***** Entries shown *****

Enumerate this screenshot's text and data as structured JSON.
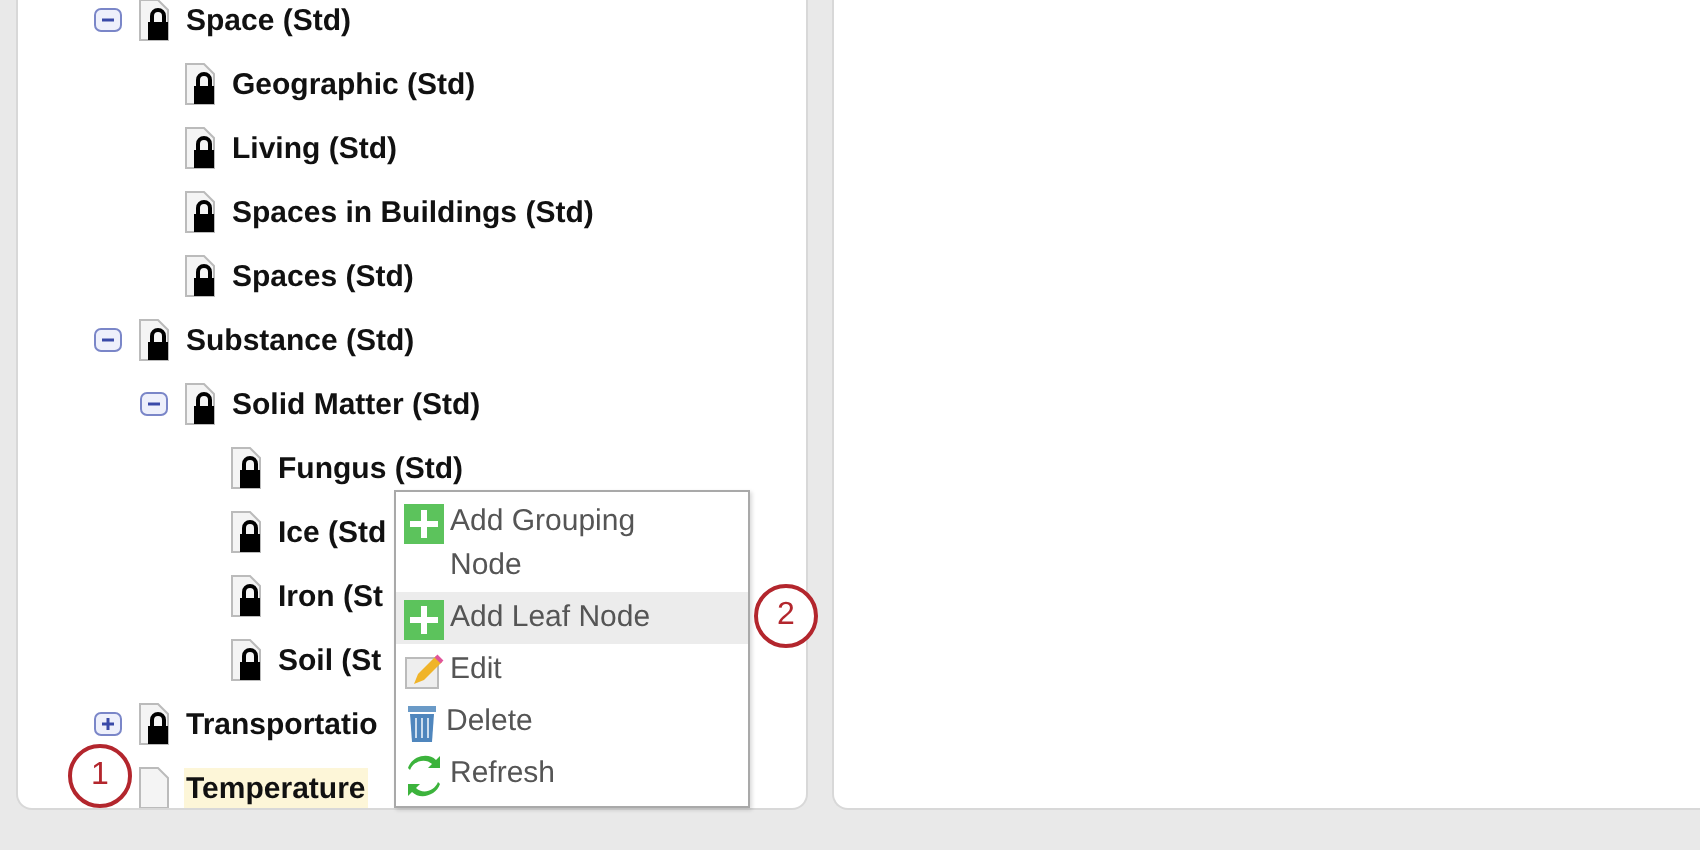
{
  "tree": [
    {
      "label": "Space (Std)",
      "locked": true,
      "expanded": true,
      "selected": false,
      "children": [
        {
          "label": "Geographic (Std)",
          "locked": true,
          "selected": false
        },
        {
          "label": "Living (Std)",
          "locked": true,
          "selected": false
        },
        {
          "label": "Spaces in Buildings (Std)",
          "locked": true,
          "selected": false
        },
        {
          "label": "Spaces (Std)",
          "locked": true,
          "selected": false
        }
      ]
    },
    {
      "label": "Substance (Std)",
      "locked": true,
      "expanded": true,
      "selected": false,
      "children": [
        {
          "label": "Solid Matter (Std)",
          "locked": true,
          "expanded": true,
          "selected": false,
          "children": [
            {
              "label": "Fungus (Std)",
              "locked": true,
              "selected": false
            },
            {
              "label": "Ice (Std",
              "locked": true,
              "selected": false
            },
            {
              "label": "Iron (St",
              "locked": true,
              "selected": false
            },
            {
              "label": "Soil (St",
              "locked": true,
              "selected": false
            }
          ]
        }
      ]
    },
    {
      "label": "Transportatio",
      "locked": true,
      "expanded": false,
      "selected": false
    },
    {
      "label": "Temperature",
      "locked": false,
      "selected": true
    }
  ],
  "context_menu": [
    {
      "kind": "add",
      "label": "Add Grouping Node",
      "hovered": false
    },
    {
      "kind": "add",
      "label": "Add Leaf Node",
      "hovered": true
    },
    {
      "kind": "edit",
      "label": "Edit",
      "hovered": false
    },
    {
      "kind": "delete",
      "label": "Delete",
      "hovered": false
    },
    {
      "kind": "refresh",
      "label": "Refresh",
      "hovered": false
    }
  ],
  "callouts": [
    {
      "label": "1"
    },
    {
      "label": "2"
    }
  ]
}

*****

Output each line exactly; omit every picture.

Enumerate this screenshot's text and data as structured JSON.
{
  "tree": [
    {
      "label": "Space (Std)",
      "locked": true,
      "expanded": true,
      "selected": false,
      "children": [
        {
          "label": "Geographic (Std)",
          "locked": true,
          "selected": false
        },
        {
          "label": "Living (Std)",
          "locked": true,
          "selected": false
        },
        {
          "label": "Spaces in Buildings (Std)",
          "locked": true,
          "selected": false
        },
        {
          "label": "Spaces (Std)",
          "locked": true,
          "selected": false
        }
      ]
    },
    {
      "label": "Substance (Std)",
      "locked": true,
      "expanded": true,
      "selected": false,
      "children": [
        {
          "label": "Solid Matter (Std)",
          "locked": true,
          "expanded": true,
          "selected": false,
          "children": [
            {
              "label": "Fungus (Std)",
              "locked": true,
              "selected": false
            },
            {
              "label": "Ice (Std",
              "locked": true,
              "selected": false
            },
            {
              "label": "Iron (St",
              "locked": true,
              "selected": false
            },
            {
              "label": "Soil (St",
              "locked": true,
              "selected": false
            }
          ]
        }
      ]
    },
    {
      "label": "Transportatio",
      "locked": true,
      "expanded": false,
      "selected": false
    },
    {
      "label": "Temperature",
      "locked": false,
      "selected": true
    }
  ],
  "context_menu": [
    {
      "kind": "add",
      "label": "Add Grouping Node",
      "hovered": false
    },
    {
      "kind": "add",
      "label": "Add Leaf Node",
      "hovered": true
    },
    {
      "kind": "edit",
      "label": "Edit",
      "hovered": false
    },
    {
      "kind": "delete",
      "label": "Delete",
      "hovered": false
    },
    {
      "kind": "refresh",
      "label": "Refresh",
      "hovered": false
    }
  ],
  "callouts": [
    {
      "label": "1"
    },
    {
      "label": "2"
    }
  ]
}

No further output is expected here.